• Exercise description
Exclude images, then output the remaining data verbatim.

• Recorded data
-- start --

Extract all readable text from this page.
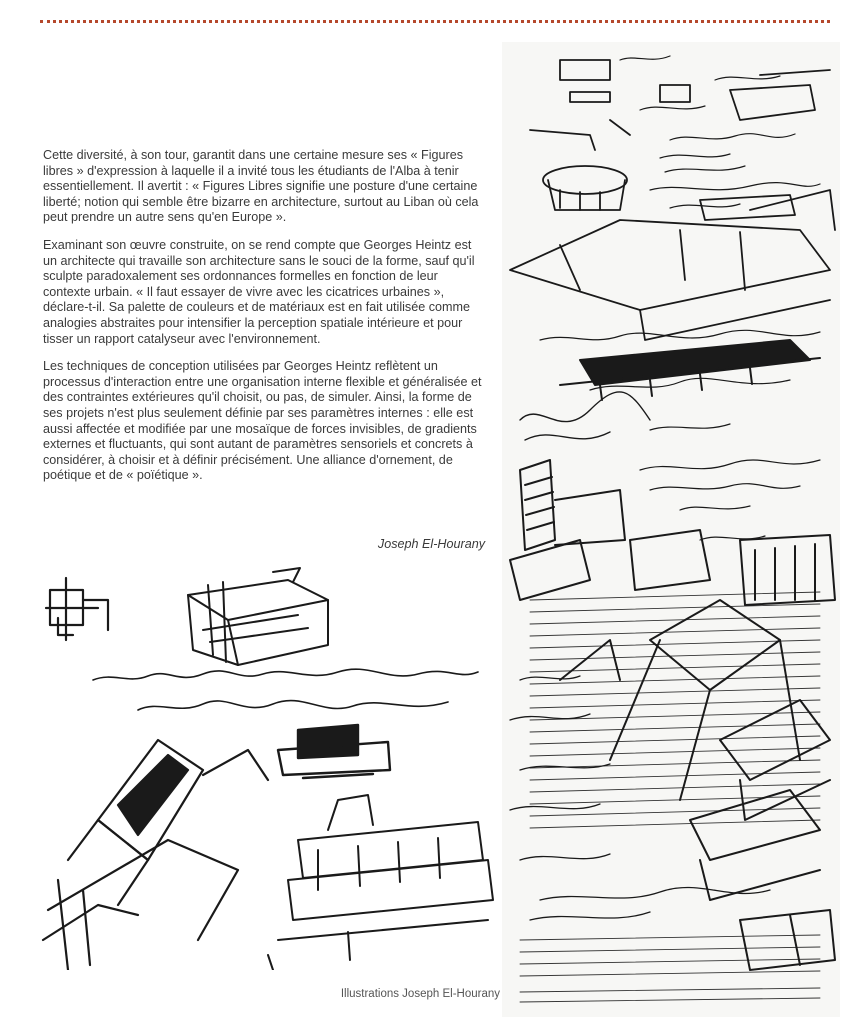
Cette diversité, à son tour, garantit dans une certaine mesure ses « Figures libres » d'expression à laquelle il a invité tous les étudiants de l'Alba à tenir essentiellement. Il avertit : « Figures Libres signifie une posture d'une certaine liberté; notion qui semble être bizarre en architecture, surtout au Liban où cela peut prendre un autre sens qu'en Europe ».

Examinant son œuvre construite, on se rend compte que Georges Heintz est un architecte qui travaille son architecture sans le souci de la forme, sauf qu'il sculpte paradoxalement ses ordonnances formelles en fonction de leur contexte urbain. « Il faut essayer de vivre avec les cicatrices urbaines », déclare-t-il. Sa palette de couleurs et de matériaux est en fait utilisée comme analogies abstraites pour intensifier la perception spatiale intérieure et pour tisser un rapport catalyseur avec l'environnement.

Les techniques de conception utilisées par Georges Heintz reflètent un processus d'interaction entre une organisation interne flexible et généralisée et des contraintes extérieures qu'il choisit, ou pas, de simuler. Ainsi, la forme de ses projets n'est plus seulement définie par ses paramètres internes : elle est aussi affectée et modifiée par une mosaïque de forces invisibles, de gradients externes et fluctuants, qui sont autant de paramètres sensoriels et concrets à considérer, à choisir et à définir précisément. Une alliance d'ornement, de poétique et de « poïétique ».

Joseph El-Hourany
Illustrations Joseph El-Hourany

-- end --

• Right answer
Extract all readable text from this page.
Cette diversité, à son tour, garantit dans une certaine mesure ses « Figures libres » d'expression à laquelle il a invité tous les étudiants de l'Alba à tenir essentiellement. Il avertit : « Figures Libres signifie une posture d'une certaine liberté; notion qui semble être bizarre en architecture, surtout au Liban où cela peut prendre un autre sens qu'en Europe ».

Examinant son œuvre construite, on se rend compte que Georges Heintz est un architecte qui travaille son architecture sans le souci de la forme, sauf qu'il sculpte paradoxalement ses ordonnances formelles en fonction de leur contexte urbain. « Il faut essayer de vivre avec les cicatrices urbaines », déclare-t-il. Sa palette de couleurs et de matériaux est en fait utilisée comme analogies abstraites pour intensifier la perception spatiale intérieure et pour tisser un rapport catalyseur avec l'environnement.

Les techniques de conception utilisées par Georges Heintz reflètent un processus d'interaction entre une organisation interne flexible et généralisée et des contraintes extérieures qu'il choisit, ou pas, de simuler. Ainsi, la forme de ses projets n'est plus seulement définie par ses paramètres internes : elle est aussi affectée et modifiée par une mosaïque de forces invisibles, de gradients externes et fluctuants, qui sont autant de paramètres sensoriels et concrets à considérer, à choisir et à définir précisément. Une alliance d'ornement, de poétique et de « poïétique ».

Joseph El-Hourany
Illustrations Joseph El-Hourany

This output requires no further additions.